EXTRAIT:
************

Le problème prend carrément une toute autre ampleur en fonction de notre proximité avec la victime. Nos réactions suivent la même logique : de la haine pure et simple en passant par la consternation et d’autres sentiments intermédiaires.
Justement ces derniers temps, j’avais renoué des contacts avec une très bonne amie que j’avais perdue de vue pendant plus de 20 ans. Il s’agit de l’ingénieure Carmen Jacqueline Paniagua que j’avais croisée sur les cours du Campus universitaire de l’Université Autonome de Saint Domingue. Après un parcours de combattant, carrément inimaginable, elle s’apprête à abandonner les Etats-Unis pour retourner chez elle en République Dominicaine.
Elle me disait justement ce qui l’effrayait surtout c’était la délinquance qui sévit dans ce pays très achalandé par les touristes avec peu de moyens financiers. Tous les nationaux sont unanimes à reconnaître l’insécurité qui menace tous les citoyens tandis que les touristes continuent à arriver en flux massif et continue. Les médias jouent leurs rôles comme on dit.
Depuis 48 heures les haïtiens ou les proches d’Haïti vivent avec consternation la disparition d’une jeune étudiante de 21 ans, assassiné de l’autre côté de la frontière pour entre autre lui soutiré 18.000 pesos dominicains. Plutôt 475 dollars !
Un fait divers sans doute. Un fait divers de trop. Une nouvelle page de l’histoire de ce pays qui s’écrit de tragédie en tragédie. Un fait divers qui devrait rassembler toute la famille haïtienne pour réfléchir sérieux et efficacement sur les vrais problèmes du pays pour essayer d’en trouver de vraies solutions.
Mais hélas la vertu que n’a pas eu les inondations de 2008 avec ses plus de 3.000 morts, la vertu que n’aura pas eu le tremblement de terre de 2010 avec son cortège de centaines de milliers de morts, la disparition de ROODLINE LYNDOR ne l’aura surement pas.

************

DOCUMENTS FOURNIS:
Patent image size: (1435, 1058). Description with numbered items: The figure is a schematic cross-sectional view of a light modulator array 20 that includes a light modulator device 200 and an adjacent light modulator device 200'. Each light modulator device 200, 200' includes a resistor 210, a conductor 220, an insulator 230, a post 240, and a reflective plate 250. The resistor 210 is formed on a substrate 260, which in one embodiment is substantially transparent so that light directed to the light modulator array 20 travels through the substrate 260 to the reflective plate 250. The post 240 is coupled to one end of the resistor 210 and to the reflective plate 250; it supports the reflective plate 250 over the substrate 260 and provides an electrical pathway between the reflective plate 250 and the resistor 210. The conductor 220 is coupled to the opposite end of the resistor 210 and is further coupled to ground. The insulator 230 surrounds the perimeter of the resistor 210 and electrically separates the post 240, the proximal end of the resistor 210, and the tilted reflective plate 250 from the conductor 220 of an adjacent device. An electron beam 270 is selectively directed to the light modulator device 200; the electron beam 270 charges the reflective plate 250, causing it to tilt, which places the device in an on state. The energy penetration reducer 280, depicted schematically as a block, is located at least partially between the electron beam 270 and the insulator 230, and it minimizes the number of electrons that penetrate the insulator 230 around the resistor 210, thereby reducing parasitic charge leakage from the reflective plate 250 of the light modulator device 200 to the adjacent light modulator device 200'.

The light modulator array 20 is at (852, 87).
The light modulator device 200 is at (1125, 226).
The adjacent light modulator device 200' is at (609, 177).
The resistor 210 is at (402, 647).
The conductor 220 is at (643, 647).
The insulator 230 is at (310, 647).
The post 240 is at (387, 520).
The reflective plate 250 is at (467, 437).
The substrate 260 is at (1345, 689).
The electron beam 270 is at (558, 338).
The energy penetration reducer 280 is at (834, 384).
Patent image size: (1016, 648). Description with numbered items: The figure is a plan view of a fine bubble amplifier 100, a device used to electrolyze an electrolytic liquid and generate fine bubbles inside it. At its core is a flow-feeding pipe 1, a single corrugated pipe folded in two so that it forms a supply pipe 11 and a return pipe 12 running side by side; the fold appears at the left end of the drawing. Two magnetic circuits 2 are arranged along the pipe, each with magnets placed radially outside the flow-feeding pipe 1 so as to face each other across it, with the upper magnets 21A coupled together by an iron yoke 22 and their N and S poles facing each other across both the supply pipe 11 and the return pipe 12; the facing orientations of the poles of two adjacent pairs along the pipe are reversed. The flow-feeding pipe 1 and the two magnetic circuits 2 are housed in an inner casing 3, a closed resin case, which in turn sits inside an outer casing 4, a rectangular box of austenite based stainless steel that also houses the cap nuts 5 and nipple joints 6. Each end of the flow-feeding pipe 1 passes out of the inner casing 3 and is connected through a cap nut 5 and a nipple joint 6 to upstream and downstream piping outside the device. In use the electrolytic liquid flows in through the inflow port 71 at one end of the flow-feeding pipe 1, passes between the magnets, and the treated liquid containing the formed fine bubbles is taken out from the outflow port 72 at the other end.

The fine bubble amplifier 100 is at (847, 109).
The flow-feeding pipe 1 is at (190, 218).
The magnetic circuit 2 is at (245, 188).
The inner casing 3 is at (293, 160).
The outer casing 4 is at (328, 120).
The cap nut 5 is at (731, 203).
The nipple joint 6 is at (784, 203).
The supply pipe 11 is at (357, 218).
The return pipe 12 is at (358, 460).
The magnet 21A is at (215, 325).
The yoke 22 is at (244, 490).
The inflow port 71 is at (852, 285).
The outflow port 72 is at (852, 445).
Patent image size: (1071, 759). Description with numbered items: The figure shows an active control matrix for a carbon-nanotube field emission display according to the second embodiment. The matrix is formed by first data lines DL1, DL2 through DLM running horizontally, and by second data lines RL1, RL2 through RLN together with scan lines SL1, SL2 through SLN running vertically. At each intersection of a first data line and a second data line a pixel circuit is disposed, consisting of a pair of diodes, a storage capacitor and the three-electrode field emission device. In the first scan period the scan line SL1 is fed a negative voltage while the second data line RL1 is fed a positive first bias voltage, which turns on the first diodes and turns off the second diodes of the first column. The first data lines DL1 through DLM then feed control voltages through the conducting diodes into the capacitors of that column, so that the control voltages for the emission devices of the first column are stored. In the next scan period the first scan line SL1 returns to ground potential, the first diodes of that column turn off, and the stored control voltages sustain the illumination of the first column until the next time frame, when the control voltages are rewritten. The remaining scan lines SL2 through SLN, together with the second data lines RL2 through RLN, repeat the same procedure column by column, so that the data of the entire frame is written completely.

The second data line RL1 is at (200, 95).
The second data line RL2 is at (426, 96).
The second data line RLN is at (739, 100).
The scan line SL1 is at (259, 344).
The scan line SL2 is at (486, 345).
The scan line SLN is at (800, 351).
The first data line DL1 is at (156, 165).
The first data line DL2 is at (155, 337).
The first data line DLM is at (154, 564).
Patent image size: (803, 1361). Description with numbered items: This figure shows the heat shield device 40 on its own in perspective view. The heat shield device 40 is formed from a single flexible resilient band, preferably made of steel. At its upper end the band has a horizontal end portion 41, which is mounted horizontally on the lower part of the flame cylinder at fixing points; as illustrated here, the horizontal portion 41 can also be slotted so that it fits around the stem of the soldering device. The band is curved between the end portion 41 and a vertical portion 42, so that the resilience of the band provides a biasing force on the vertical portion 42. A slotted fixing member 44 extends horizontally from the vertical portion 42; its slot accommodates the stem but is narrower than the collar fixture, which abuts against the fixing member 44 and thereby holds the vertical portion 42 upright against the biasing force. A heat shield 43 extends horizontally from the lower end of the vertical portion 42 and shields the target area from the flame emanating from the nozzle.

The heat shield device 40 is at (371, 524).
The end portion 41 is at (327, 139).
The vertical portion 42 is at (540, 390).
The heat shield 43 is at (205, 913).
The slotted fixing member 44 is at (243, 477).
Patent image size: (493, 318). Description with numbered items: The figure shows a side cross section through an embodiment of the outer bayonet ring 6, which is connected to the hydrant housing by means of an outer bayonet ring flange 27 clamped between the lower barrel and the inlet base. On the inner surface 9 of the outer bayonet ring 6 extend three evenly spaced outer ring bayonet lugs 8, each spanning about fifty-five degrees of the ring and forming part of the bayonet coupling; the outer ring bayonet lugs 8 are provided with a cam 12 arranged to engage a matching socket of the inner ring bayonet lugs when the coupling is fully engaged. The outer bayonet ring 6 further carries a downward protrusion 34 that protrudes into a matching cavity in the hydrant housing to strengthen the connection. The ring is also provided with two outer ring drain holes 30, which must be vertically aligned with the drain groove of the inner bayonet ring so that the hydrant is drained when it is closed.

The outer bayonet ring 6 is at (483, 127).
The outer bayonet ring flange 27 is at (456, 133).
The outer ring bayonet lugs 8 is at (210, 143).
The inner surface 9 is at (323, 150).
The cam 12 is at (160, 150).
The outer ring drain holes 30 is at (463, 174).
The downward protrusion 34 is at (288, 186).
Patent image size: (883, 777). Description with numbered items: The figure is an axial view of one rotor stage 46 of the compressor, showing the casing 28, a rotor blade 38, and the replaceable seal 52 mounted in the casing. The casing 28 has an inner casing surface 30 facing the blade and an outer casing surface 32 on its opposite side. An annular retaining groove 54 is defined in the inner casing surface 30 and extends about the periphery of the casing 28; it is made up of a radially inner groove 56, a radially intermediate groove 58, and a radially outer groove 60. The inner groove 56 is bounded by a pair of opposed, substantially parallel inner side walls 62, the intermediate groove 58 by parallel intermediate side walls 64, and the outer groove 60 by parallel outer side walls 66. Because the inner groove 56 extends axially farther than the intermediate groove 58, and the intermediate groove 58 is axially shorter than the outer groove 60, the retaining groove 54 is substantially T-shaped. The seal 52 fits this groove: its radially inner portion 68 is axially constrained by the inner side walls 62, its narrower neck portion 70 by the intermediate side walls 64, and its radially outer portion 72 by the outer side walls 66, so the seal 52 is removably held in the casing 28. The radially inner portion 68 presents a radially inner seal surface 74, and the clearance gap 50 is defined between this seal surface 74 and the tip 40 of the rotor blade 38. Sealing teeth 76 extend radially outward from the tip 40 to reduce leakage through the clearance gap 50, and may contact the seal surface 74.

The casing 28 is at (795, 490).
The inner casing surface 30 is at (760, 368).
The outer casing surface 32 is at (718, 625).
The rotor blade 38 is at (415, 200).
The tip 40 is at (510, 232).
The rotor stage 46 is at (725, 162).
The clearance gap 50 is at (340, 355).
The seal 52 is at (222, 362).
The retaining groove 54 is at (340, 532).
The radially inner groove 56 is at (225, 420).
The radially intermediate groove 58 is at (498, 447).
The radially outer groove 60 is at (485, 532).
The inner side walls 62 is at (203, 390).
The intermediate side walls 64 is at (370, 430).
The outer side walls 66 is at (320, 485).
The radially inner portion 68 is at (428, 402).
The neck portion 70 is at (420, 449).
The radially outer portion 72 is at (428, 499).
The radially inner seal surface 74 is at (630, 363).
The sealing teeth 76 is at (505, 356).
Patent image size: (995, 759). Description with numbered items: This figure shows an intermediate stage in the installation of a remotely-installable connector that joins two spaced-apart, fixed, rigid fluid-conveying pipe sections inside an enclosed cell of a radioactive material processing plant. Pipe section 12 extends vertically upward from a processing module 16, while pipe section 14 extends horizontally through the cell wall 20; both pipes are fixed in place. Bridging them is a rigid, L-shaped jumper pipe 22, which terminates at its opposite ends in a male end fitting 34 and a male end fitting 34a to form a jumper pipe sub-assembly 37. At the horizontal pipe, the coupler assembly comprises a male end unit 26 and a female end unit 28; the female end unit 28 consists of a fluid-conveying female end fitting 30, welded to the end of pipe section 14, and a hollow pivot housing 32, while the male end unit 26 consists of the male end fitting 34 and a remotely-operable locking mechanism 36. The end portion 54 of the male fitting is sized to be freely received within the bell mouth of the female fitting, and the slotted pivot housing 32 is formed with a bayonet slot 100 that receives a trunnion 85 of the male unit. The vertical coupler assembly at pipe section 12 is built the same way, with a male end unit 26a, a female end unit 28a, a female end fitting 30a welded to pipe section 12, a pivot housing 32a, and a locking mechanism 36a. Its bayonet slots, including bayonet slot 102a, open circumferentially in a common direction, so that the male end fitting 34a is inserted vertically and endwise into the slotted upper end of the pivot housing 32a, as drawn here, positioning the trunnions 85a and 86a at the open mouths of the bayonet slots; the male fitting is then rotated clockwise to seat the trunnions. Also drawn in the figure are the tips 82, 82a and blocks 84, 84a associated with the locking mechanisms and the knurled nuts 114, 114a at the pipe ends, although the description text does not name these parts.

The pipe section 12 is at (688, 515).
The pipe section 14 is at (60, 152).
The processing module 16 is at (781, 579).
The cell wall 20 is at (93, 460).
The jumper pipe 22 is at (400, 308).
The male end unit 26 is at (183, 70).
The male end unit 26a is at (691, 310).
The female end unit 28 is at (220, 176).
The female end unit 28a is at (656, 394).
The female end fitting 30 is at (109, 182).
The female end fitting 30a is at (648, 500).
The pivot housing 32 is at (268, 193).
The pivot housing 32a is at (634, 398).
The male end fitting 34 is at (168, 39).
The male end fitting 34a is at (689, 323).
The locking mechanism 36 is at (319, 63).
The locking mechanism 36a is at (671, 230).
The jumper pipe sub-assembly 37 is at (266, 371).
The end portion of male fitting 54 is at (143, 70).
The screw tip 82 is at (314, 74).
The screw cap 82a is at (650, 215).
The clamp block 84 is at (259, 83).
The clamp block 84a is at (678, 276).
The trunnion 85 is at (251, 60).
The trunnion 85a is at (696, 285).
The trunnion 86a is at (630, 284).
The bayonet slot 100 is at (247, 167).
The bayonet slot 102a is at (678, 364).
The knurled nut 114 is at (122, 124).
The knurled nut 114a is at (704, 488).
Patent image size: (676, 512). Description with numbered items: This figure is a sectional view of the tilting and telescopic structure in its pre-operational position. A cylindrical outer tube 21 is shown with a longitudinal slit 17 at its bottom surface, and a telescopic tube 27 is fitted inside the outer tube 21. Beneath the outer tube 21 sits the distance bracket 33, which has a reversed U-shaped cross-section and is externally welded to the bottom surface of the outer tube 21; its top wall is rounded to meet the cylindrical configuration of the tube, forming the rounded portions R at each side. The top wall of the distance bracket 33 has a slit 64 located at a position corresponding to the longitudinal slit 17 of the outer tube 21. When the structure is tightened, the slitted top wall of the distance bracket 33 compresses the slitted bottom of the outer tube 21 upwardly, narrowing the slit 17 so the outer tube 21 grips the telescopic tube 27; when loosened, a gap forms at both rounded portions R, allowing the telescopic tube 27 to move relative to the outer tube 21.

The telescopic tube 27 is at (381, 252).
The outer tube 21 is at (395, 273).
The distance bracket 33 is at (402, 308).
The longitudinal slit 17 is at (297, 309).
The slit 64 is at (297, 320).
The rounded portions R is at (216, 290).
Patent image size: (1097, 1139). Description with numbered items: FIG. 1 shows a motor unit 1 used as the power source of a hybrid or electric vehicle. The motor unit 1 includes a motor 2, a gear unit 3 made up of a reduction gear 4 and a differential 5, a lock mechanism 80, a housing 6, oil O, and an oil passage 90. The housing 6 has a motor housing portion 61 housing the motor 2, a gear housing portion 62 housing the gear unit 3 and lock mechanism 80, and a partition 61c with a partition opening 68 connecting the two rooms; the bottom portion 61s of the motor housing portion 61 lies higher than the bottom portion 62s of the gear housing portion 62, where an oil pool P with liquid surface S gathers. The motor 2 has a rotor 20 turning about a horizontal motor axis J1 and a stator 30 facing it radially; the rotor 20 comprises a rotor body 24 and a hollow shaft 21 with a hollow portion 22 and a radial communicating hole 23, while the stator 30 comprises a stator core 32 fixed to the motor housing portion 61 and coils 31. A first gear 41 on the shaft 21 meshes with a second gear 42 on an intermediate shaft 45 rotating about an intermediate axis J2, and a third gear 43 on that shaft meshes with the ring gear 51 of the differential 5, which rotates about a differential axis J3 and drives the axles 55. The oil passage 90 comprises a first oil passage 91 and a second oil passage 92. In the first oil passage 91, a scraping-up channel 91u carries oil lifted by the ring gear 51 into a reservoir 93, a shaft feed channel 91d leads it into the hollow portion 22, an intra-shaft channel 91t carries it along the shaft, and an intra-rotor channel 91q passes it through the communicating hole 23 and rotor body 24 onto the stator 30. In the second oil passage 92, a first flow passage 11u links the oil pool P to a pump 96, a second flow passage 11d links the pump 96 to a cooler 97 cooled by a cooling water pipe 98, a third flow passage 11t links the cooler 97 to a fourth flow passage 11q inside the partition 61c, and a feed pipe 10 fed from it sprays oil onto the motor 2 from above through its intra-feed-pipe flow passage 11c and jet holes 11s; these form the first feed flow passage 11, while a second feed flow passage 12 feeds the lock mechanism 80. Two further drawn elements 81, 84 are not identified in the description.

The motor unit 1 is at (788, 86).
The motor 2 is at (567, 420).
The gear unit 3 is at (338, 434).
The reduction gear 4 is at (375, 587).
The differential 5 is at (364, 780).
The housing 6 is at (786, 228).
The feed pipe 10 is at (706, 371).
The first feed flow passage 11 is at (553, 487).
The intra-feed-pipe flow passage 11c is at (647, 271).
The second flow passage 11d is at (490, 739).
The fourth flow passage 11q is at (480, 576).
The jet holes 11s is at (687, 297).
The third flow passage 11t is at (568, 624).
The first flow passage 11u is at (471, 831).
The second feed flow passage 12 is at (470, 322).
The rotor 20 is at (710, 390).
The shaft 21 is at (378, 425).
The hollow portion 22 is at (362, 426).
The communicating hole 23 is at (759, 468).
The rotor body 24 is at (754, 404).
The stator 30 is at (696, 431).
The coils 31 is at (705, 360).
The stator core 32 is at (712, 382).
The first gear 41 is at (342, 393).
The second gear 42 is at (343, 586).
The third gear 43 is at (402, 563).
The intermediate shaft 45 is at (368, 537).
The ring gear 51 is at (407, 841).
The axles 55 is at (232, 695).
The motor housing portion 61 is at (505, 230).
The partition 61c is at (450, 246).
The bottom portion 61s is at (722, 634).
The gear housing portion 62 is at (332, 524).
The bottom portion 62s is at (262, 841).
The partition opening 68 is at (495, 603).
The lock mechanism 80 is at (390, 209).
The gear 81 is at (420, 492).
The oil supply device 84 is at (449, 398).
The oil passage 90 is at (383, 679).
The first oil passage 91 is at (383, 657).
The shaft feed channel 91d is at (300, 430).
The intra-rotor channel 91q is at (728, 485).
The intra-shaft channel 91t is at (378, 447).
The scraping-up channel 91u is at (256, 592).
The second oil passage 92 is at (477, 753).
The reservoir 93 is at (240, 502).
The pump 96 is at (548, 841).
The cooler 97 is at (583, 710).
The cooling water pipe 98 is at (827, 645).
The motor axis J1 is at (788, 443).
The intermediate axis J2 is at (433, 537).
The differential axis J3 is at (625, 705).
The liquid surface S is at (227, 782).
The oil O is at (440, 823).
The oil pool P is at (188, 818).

************

ACTIONS À MENER:
**1.** Recopiez sans rien changer le passage de l'extrait qui va de « Elle me disait » jusqu'à « 475 dollars ! » inclus.
**2.** Prolongez le texte sur l'assassinat de la jeune étudiante haïtienne en reprenant juste après sa dernière phrase.

ENSEMBLE DES RÉPONSES:
**1.**
Elle me disait justement ce qui l’effrayait surtout c’était la délinquance qui sévit dans ce pays très achalandé par les touristes avec peu de moyens financiers. Tous les nationaux sont unanimes à reconnaître l’insécurité qui menace tous les citoyens tandis que les touristes continuent à arriver en flux massif et continue. Les médias jouent leurs rôles comme on dit.
Depuis 48 heures les haïtiens ou les proches d’Haïti vivent avec consternation la disparition d’une jeune étudiante de 21 ans, assassiné de l’autre côté de la frontière pour entre autre lui soutiré 18.000 pesos dominicains. Plutôt 475 dollars !

**2.**
Elle n’avait que 21 ans. Elle avait traversé la frontière pour se mettre en lieu sur pour se former. Sans doute caressait-elle l’anxieux espoir de revenir servir son pays ! Elle finit violée par deux malandrins de la pire espèce dont l’un faisait partie d’une institution militaire.
Les criminels n’ont pas de patrie. Comme le crime ne connaît pas de race. Cependant, dans un pays comme la République Dominicaine ou le mot « haïtien » est assimilé à la pire des injures, il m’est souvent arrivé de me demander si un criminel sévissant contre un compatriote ne s’octroie pas une sorte de fausse clémence en se disant qu’avant tout il ne s’agit que d’un haïtien.
J’ai encore en mémoire cette scène de décapitation filmée dans une rue avec des gens qui applaudissaient et qui filmaient cette scène horrible.
La vie de chaque haïtien ressemble à un chemin de croix infini. Nous naissons déjà sans épaules et nous devons traverser les sentiers de cette existence colportant un énorme fardeau : HAITI.
ROOLDINE LYNDOR a cru faire tout ce qu’il fallait. Sa famille et ses proches en étaient convaincus. Aujourd’hui, la mode, la nécessité et la force des choses veulent bien qu’après les études classiques les jeunes haïtiens peu fortunés traversent la frontière poursuivre leurs études universitaires en République Dominicaine.
En 1980, quand j’ai annoncé aux directeurs du Centre d’Etudes Secondaires mon intention d’aller faire des études de médecine là-bas, j’avais reçu en pleine gueule leur réponse comme un coup de tonnerre. Que diable vas-tu faire dans ce pays de coupeurs de canne ? Ils ignoraient que les coupeurs de canne étaient des haïtiens. Ils avaient continué en me disant qu’ils me voyaient bien dans une grande université américaine ou européenne mais pas en République Dominicaine.
Trente ans plus tard, il y a plus d’étudiants universitaires haïtiens en République Dominicaine que d’étudiants universitaires haïtiens en Haïti. Nous vivions mal notre démocratie. Elle ne permet pas de progrès !
Le sort de ROODLINE LYNDOR peut être subi par plus de 20.000 jeunes compatriotes. Allons-nous enfin nous arrêter une minute pour revoir les étapes de ce chemin de croix et de nous poser les bonnes questions ?
Qui doit tirer la sonnette d’alarme ? La Minustah ? l’OEA qui a tranché pendant les élections ? Le Club de Madrid ? La société civile haïtienne ? Le président édenté Michel Martelly ? Le parlement tout-puissant ? Les amis d’Haïti ? Les ONGs ?
ROOLDINE LYNDOR je te plains et je te pleure. Comme toute la nation haïtienne. Tu n’as pas à t’affubler de torts. Tu as fait ce qu’il fallait. Personne ne t’a aidée. Ainsi va la vie. Ainsi meurent petit à petit Haïti et son espoir !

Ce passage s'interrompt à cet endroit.